* [Directive]
Leave out the pictures and repeat everything else in the records exactly.

* [Stored records]

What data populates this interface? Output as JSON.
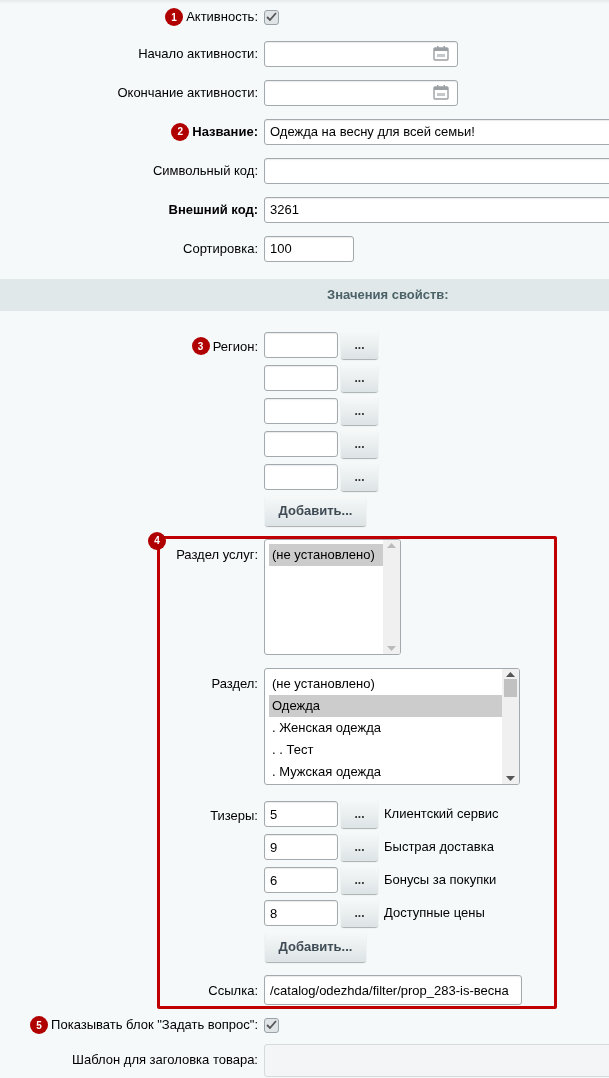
{
  "fields": [
    {
      "kind": "checkbox",
      "label": "Активность:",
      "badge": "1",
      "checked": true
    },
    {
      "kind": "date",
      "label": "Начало активности:"
    },
    {
      "kind": "date",
      "label": "Окончание активности:"
    },
    {
      "kind": "wide",
      "label": "Название:",
      "bold": true,
      "badge": "2",
      "value": "Одежда на весну для всей семьи!"
    },
    {
      "kind": "wide",
      "label": "Символьный код:"
    },
    {
      "kind": "wide",
      "label": "Внешний код:",
      "bold": true,
      "value": "3261"
    },
    {
      "kind": "short",
      "label": "Сортировка:",
      "value": "100"
    }
  ],
  "section": {
    "title": "Значения свойств:"
  },
  "region": {
    "label": "Регион:",
    "badge": "3",
    "rows": [
      {
        "button": "..."
      },
      {
        "button": "..."
      },
      {
        "button": "..."
      },
      {
        "button": "..."
      },
      {
        "button": "..."
      }
    ],
    "add": "Добавить..."
  },
  "highlight": {
    "badge": "4",
    "service_section": {
      "label": "Раздел услуг:",
      "options": [
        {
          "text": "(не установлено)",
          "selected": true
        }
      ]
    },
    "section": {
      "label": "Раздел:",
      "options": [
        {
          "text": "(не установлено)",
          "selected": false
        },
        {
          "text": "Одежда",
          "selected": true
        },
        {
          "text": ". Женская одежда",
          "selected": false
        },
        {
          "text": ". . Тест",
          "selected": false
        },
        {
          "text": ". Мужская одежда",
          "selected": false
        }
      ]
    },
    "teasers": {
      "label": "Тизеры:",
      "rows": [
        {
          "value": "5",
          "button": "...",
          "caption": "Клиентский сервис"
        },
        {
          "value": "9",
          "button": "...",
          "caption": "Быстрая доставка"
        },
        {
          "value": "6",
          "button": "...",
          "caption": "Бонусы за покупки"
        },
        {
          "value": "8",
          "button": "...",
          "caption": "Доступные цены"
        }
      ],
      "add": "Добавить..."
    },
    "link": {
      "label": "Ссылка:",
      "value": "/catalog/odezhda/filter/prop_283-is-весна"
    }
  },
  "show_question": {
    "badge": "5",
    "label": "Показывать блок \"Задать вопрос\":",
    "checked": true
  },
  "title_template": {
    "label": "Шаблон для заголовка товара:",
    "disabled": true
  }
}
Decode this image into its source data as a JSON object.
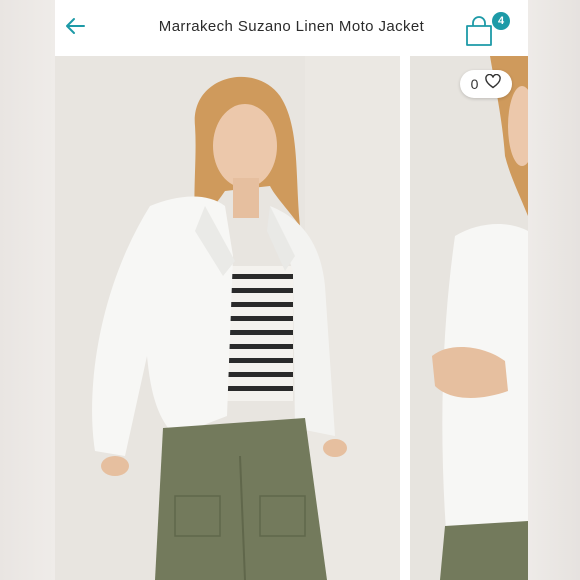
{
  "header": {
    "title": "Marrakech Suzano Linen Moto Jacket",
    "back_icon": "arrow-left-icon",
    "bag_icon": "shopping-bag-icon",
    "bag_count": "4"
  },
  "favorite": {
    "count": "0",
    "icon": "heart-icon"
  },
  "colors": {
    "accent": "#1d9aa7",
    "text": "#2b2b2b"
  }
}
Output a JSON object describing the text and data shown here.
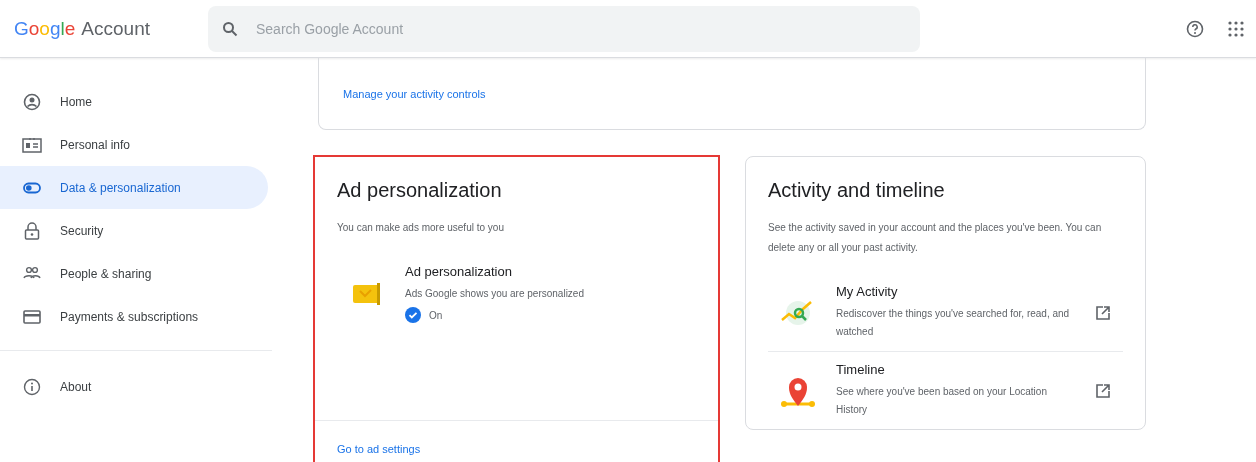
{
  "header": {
    "logo": "Google",
    "product": "Account",
    "search": {
      "placeholder": "Search Google Account"
    }
  },
  "sidebar": {
    "items": [
      {
        "label": "Home",
        "selected": false
      },
      {
        "label": "Personal info",
        "selected": false
      },
      {
        "label": "Data & personalization",
        "selected": true
      },
      {
        "label": "Security",
        "selected": false
      },
      {
        "label": "People & sharing",
        "selected": false
      },
      {
        "label": "Payments & subscriptions",
        "selected": false
      },
      {
        "label": "About",
        "selected": false
      }
    ]
  },
  "top_card": {
    "link": "Manage your activity controls"
  },
  "cards": [
    {
      "title": "Ad personalization",
      "description": "You can make ads more useful to you",
      "highlighted": true,
      "items": [
        {
          "title": "Ad personalization",
          "description": "Ads Google shows you are personalized",
          "status": "On",
          "external": false
        }
      ],
      "link": "Go to ad settings"
    },
    {
      "title": "Activity and timeline",
      "description": "See the activity saved in your account and the places you've been. You can delete any or all your past activity.",
      "highlighted": false,
      "items": [
        {
          "title": "My Activity",
          "description": "Rediscover the things you've searched for, read, and watched",
          "external": true
        },
        {
          "title": "Timeline",
          "description": "See where you've been based on your Location History",
          "external": true
        }
      ]
    }
  ]
}
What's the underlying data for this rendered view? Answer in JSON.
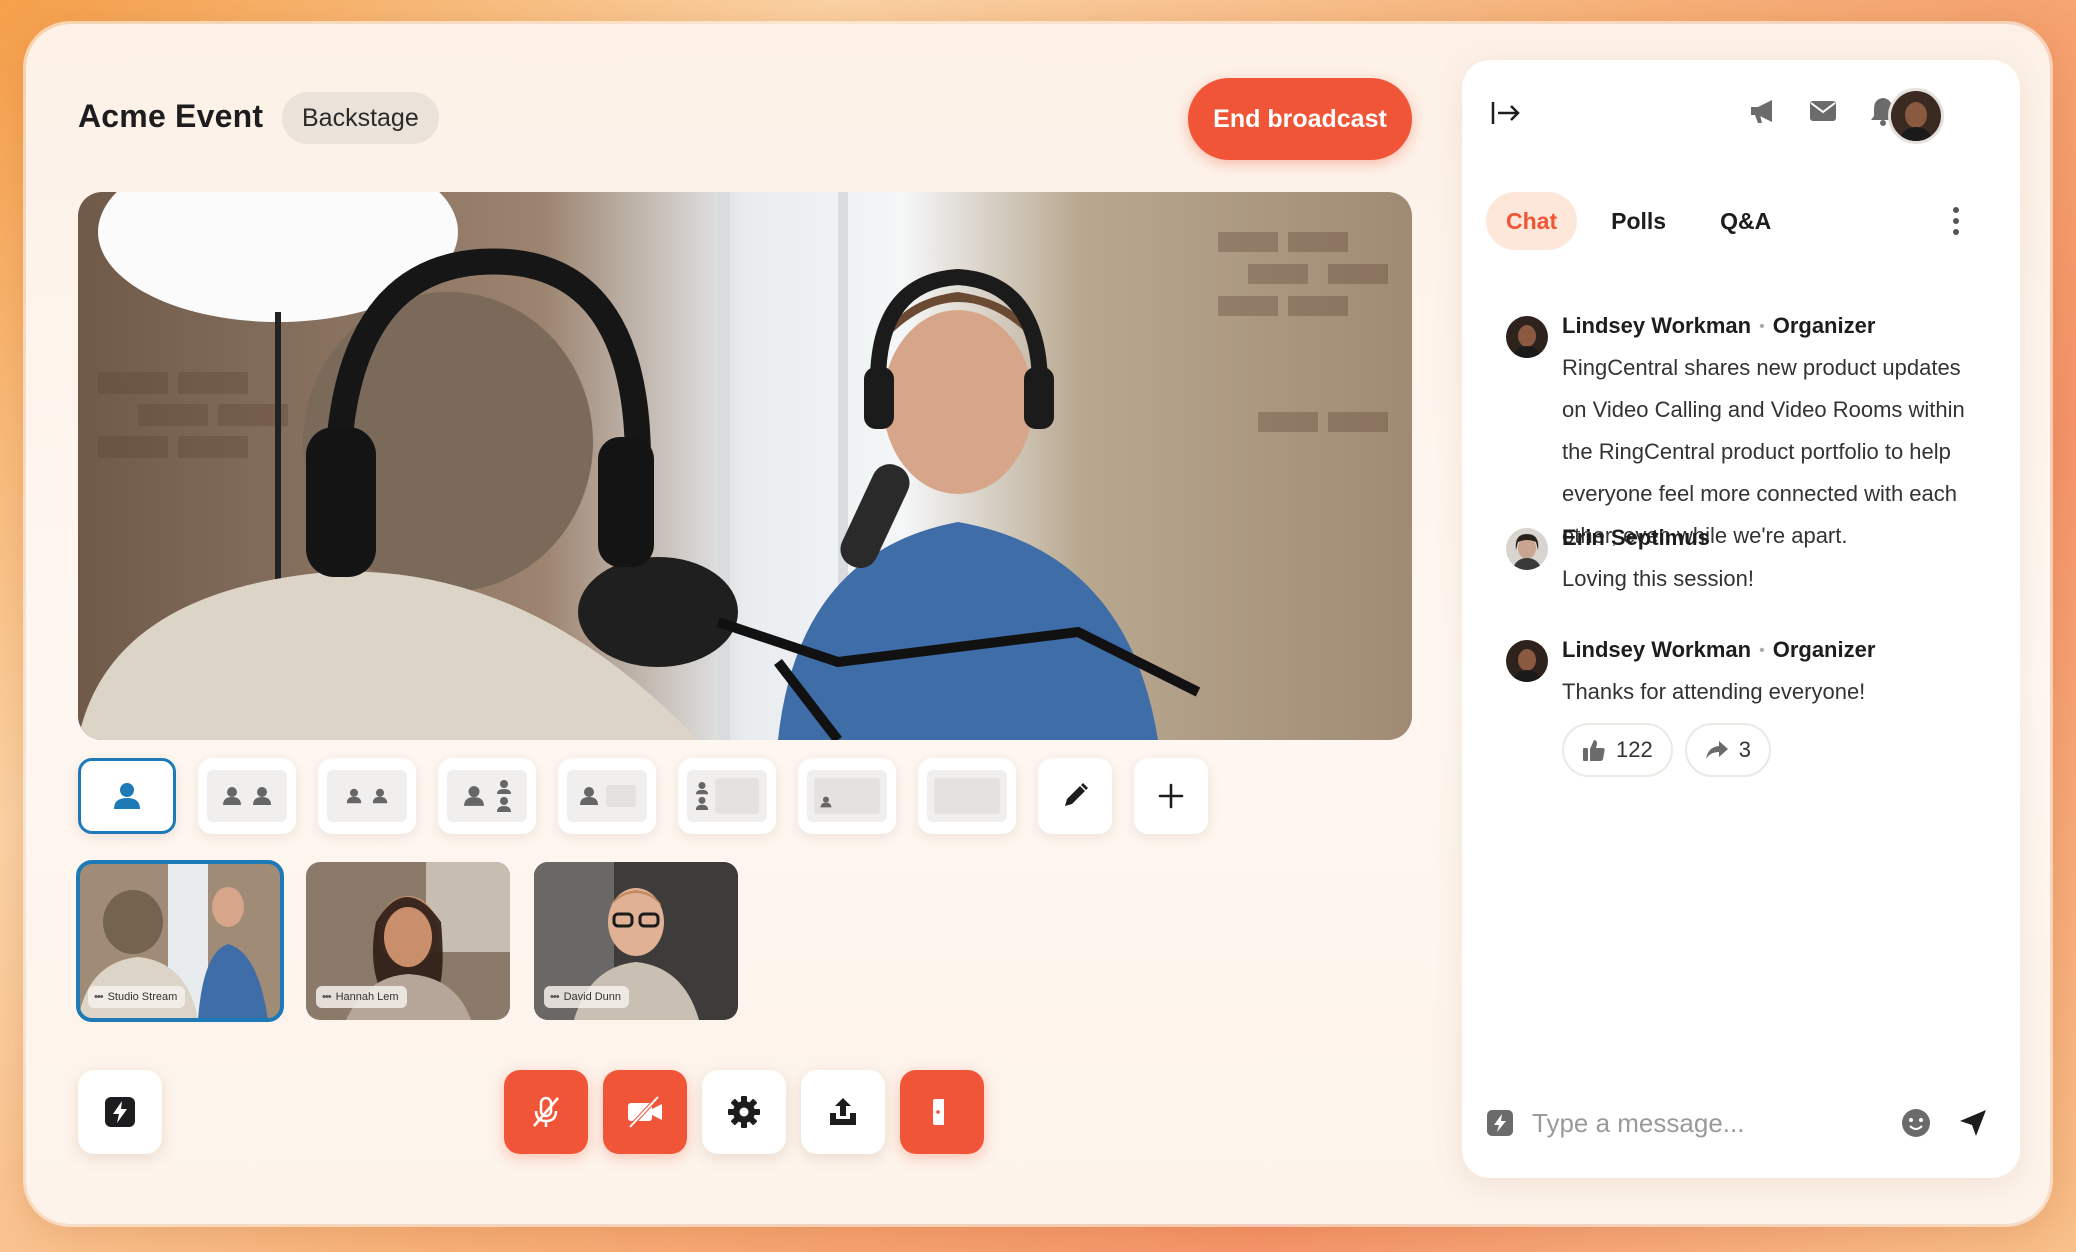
{
  "header": {
    "title": "Acme Event",
    "badge": "Backstage",
    "end_label": "End broadcast"
  },
  "layout_options": [
    "single-speaker",
    "two-speakers",
    "two-speakers-small",
    "three-speakers",
    "speaker-with-screen",
    "stacked-with-screen",
    "small-speaker-screen",
    "screen-only",
    "edit",
    "add"
  ],
  "thumbnails": [
    {
      "label": "Studio Stream",
      "active": true
    },
    {
      "label": "Hannah Lem",
      "active": false
    },
    {
      "label": "David Dunn",
      "active": false
    }
  ],
  "controls": [
    "mute-mic",
    "stop-video",
    "settings",
    "share",
    "leave"
  ],
  "panel": {
    "tabs": [
      "Chat",
      "Polls",
      "Q&A"
    ],
    "active_tab": "Chat",
    "icons": [
      "collapse-panel-icon",
      "megaphone-icon",
      "mail-icon",
      "bell-icon"
    ],
    "messages": [
      {
        "author": "Lindsey Workman",
        "role": "Organizer",
        "text": "RingCentral shares new product updates on Video Calling and Video Rooms within the RingCentral product portfolio to help everyone feel more connected with each other, even while we're apart."
      },
      {
        "author": "Erin Septimus",
        "role": "",
        "text": "Loving this session!"
      },
      {
        "author": "Lindsey Workman",
        "role": "Organizer",
        "text": "Thanks for attending everyone!",
        "reactions": {
          "likes": "122",
          "shares": "3"
        }
      }
    ],
    "composer_placeholder": "Type a message..."
  },
  "colors": {
    "accent": "#f15537",
    "selection": "#1e79b7",
    "tab_bg": "#fde7d9"
  }
}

* [Solution to this exercise]
What data populates this interface? Output as JSON.
{
  "fields": [
    {
      "kind": "checkbox",
      "label": "Активность:",
      "badge": "1",
      "checked": true
    },
    {
      "kind": "date",
      "label": "Начало активности:"
    },
    {
      "kind": "date",
      "label": "Окончание активности:"
    },
    {
      "kind": "wide",
      "label": "Название:",
      "bold": true,
      "badge": "2",
      "value": "Одежда на весну для всей семьи!"
    },
    {
      "kind": "wide",
      "label": "Символьный код:"
    },
    {
      "kind": "wide",
      "label": "Внешний код:",
      "bold": true,
      "value": "3261"
    },
    {
      "kind": "short",
      "label": "Сортировка:",
      "value": "100"
    }
  ],
  "section": {
    "title": "Значения свойств:"
  },
  "region": {
    "label": "Регион:",
    "badge": "3",
    "rows": [
      {
        "button": "..."
      },
      {
        "button": "..."
      },
      {
        "button": "..."
      },
      {
        "button": "..."
      },
      {
        "button": "..."
      }
    ],
    "add": "Добавить..."
  },
  "highlight": {
    "badge": "4",
    "service_section": {
      "label": "Раздел услуг:",
      "options": [
        {
          "text": "(не установлено)",
          "selected": true
        }
      ]
    },
    "section": {
      "label": "Раздел:",
      "options": [
        {
          "text": "(не установлено)",
          "selected": false
        },
        {
          "text": "Одежда",
          "selected": true
        },
        {
          "text": ". Женская одежда",
          "selected": false
        },
        {
          "text": ". . Тест",
          "selected": false
        },
        {
          "text": ". Мужская одежда",
          "selected": false
        }
      ]
    },
    "teasers": {
      "label": "Тизеры:",
      "rows": [
        {
          "value": "5",
          "button": "...",
          "caption": "Клиентский сервис"
        },
        {
          "value": "9",
          "button": "...",
          "caption": "Быстрая доставка"
        },
        {
          "value": "6",
          "button": "...",
          "caption": "Бонусы за покупки"
        },
        {
          "value": "8",
          "button": "...",
          "caption": "Доступные цены"
        }
      ],
      "add": "Добавить..."
    },
    "link": {
      "label": "Ссылка:",
      "value": "/catalog/odezhda/filter/prop_283-is-весна"
    }
  },
  "show_question": {
    "badge": "5",
    "label": "Показывать блок \"Задать вопрос\":",
    "checked": true
  },
  "title_template": {
    "label": "Шаблон для заголовка товара:",
    "disabled": true
  }
}
Decode this image into its source data as a JSON object.
{
  "header": {
    "title": "Marrakech Suzano Linen Moto Jacket",
    "back_icon": "arrow-left-icon",
    "bag_icon": "shopping-bag-icon",
    "bag_count": "4"
  },
  "favorite": {
    "count": "0",
    "icon": "heart-icon"
  },
  "colors": {
    "accent": "#1d9aa7",
    "text": "#2b2b2b"
  }
}
Output a JSON object describing the text and data shown here.
{
  "header": {
    "logo": "Google",
    "product": "Account",
    "search": {
      "placeholder": "Search Google Account"
    }
  },
  "sidebar": {
    "items": [
      {
        "label": "Home",
        "selected": false
      },
      {
        "label": "Personal info",
        "selected": false
      },
      {
        "label": "Data & personalization",
        "selected": true
      },
      {
        "label": "Security",
        "selected": false
      },
      {
        "label": "People & sharing",
        "selected": false
      },
      {
        "label": "Payments & subscriptions",
        "selected": false
      },
      {
        "label": "About",
        "selected": false
      }
    ]
  },
  "top_card": {
    "link": "Manage your activity controls"
  },
  "cards": [
    {
      "title": "Ad personalization",
      "description": "You can make ads more useful to you",
      "highlighted": true,
      "items": [
        {
          "title": "Ad personalization",
          "description": "Ads Google shows you are personalized",
          "status": "On",
          "external": false
        }
      ],
      "link": "Go to ad settings"
    },
    {
      "title": "Activity and timeline",
      "description": "See the activity saved in your account and the places you've been. You can delete any or all your past activity.",
      "highlighted": false,
      "items": [
        {
          "title": "My Activity",
          "description": "Rediscover the things you've searched for, read, and watched",
          "external": true
        },
        {
          "title": "Timeline",
          "description": "See where you've been based on your Location History",
          "external": true
        }
      ]
    }
  ]
}
What's the underlying data for this rendered view? Answer in JSON.
{
  "header": {
    "title": "Acme Event",
    "badge": "Backstage",
    "end_label": "End broadcast"
  },
  "layout_options": [
    "single-speaker",
    "two-speakers",
    "two-speakers-small",
    "three-speakers",
    "speaker-with-screen",
    "stacked-with-screen",
    "small-speaker-screen",
    "screen-only",
    "edit",
    "add"
  ],
  "thumbnails": [
    {
      "label": "Studio Stream",
      "active": true
    },
    {
      "label": "Hannah Lem",
      "active": false
    },
    {
      "label": "David Dunn",
      "active": false
    }
  ],
  "controls": [
    "mute-mic",
    "stop-video",
    "settings",
    "share",
    "leave"
  ],
  "panel": {
    "tabs": [
      "Chat",
      "Polls",
      "Q&A"
    ],
    "active_tab": "Chat",
    "icons": [
      "collapse-panel-icon",
      "megaphone-icon",
      "mail-icon",
      "bell-icon"
    ],
    "messages": [
      {
        "author": "Lindsey Workman",
        "role": "Organizer",
        "text": "RingCentral shares new product updates on Video Calling and Video Rooms within the RingCentral product portfolio to help everyone feel more connected with each other, even while we're apart."
      },
      {
        "author": "Erin Septimus",
        "role": "",
        "text": "Loving this session!"
      },
      {
        "author": "Lindsey Workman",
        "role": "Organizer",
        "text": "Thanks for attending everyone!",
        "reactions": {
          "likes": "122",
          "shares": "3"
        }
      }
    ],
    "composer_placeholder": "Type a message..."
  },
  "colors": {
    "accent": "#f15537",
    "selection": "#1e79b7",
    "tab_bg": "#fde7d9"
  }
}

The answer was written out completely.